▶ Exercise details
Reproduce the records below in full and exactly, without their images.

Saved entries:

________

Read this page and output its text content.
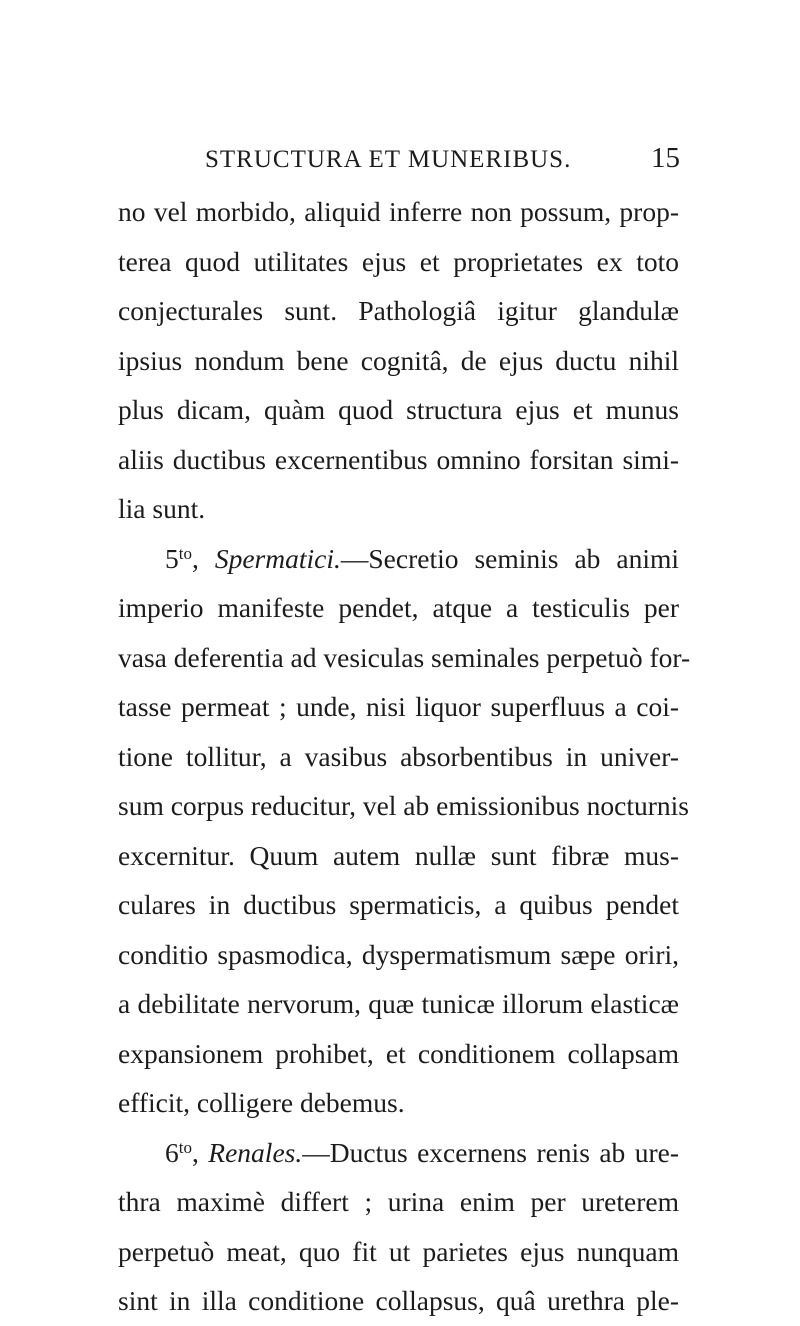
STRUCTURA ET MUNERIBUS.	15
no vel morbido, aliquid inferre non possum, prop-
terea quod utilitates ejus et proprietates ex toto
conjecturales sunt. Pathologiâ igitur glandulæ
ipsius nondum bene cognitâ, de ejus ductu nihil
plus dicam, quàm quod structura ejus et munus
aliis ductibus excernentibus omnino forsitan simi-
lia sunt.
$5^{to}$, Spermatici.—Secretio seminis ab animi
imperio manifeste pendet, atque a testiculis per
vasa deferentia ad vesiculas seminales perpetuò for-
tasse permeat ; unde, nisi liquor superfluus a coi-
tione tollitur, a vasibus absorbentibus in univer-
sum corpus reducitur, vel ab emissionibus nocturnis
excernitur. Quum autem nullæ sunt fibræ mus-
culares in ductibus spermaticis, a quibus pendet
conditio spasmodica, dyspermatismum sæpe oriri,
a debilitate nervorum, quæ tunicæ illorum elasticæ
expansionem prohibet, et conditionem collapsam
efficit, colligere debemus.
$6^{to}$, Renales.—Ductus excernens renis ab ure-
thra maximè differt ; urina enim per ureterem
perpetuò meat, quo fit ut parietes ejus nunquam
sint in illa conditione collapsus, quâ urethra ple-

________

▶ Full output
Read this page and output its text content.
STRUCTURA ET MUNERIBUS.	15
no vel morbido, aliquid inferre non possum, prop-
terea quod utilitates ejus et proprietates ex toto
conjecturales sunt. Pathologiâ igitur glandulæ
ipsius nondum bene cognitâ, de ejus ductu nihil
plus dicam, quàm quod structura ejus et munus
aliis ductibus excernentibus omnino forsitan simi-
lia sunt.
$5^{to}$, Spermatici.—Secretio seminis ab animi
imperio manifeste pendet, atque a testiculis per
vasa deferentia ad vesiculas seminales perpetuò for-
tasse permeat ; unde, nisi liquor superfluus a coi-
tione tollitur, a vasibus absorbentibus in univer-
sum corpus reducitur, vel ab emissionibus nocturnis
excernitur. Quum autem nullæ sunt fibræ mus-
culares in ductibus spermaticis, a quibus pendet
conditio spasmodica, dyspermatismum sæpe oriri,
a debilitate nervorum, quæ tunicæ illorum elasticæ
expansionem prohibet, et conditionem collapsam
efficit, colligere debemus.
$6^{to}$, Renales.—Ductus excernens renis ab ure-
thra maximè differt ; urina enim per ureterem
perpetuò meat, quo fit ut parietes ejus nunquam
sint in illa conditione collapsus, quâ urethra ple-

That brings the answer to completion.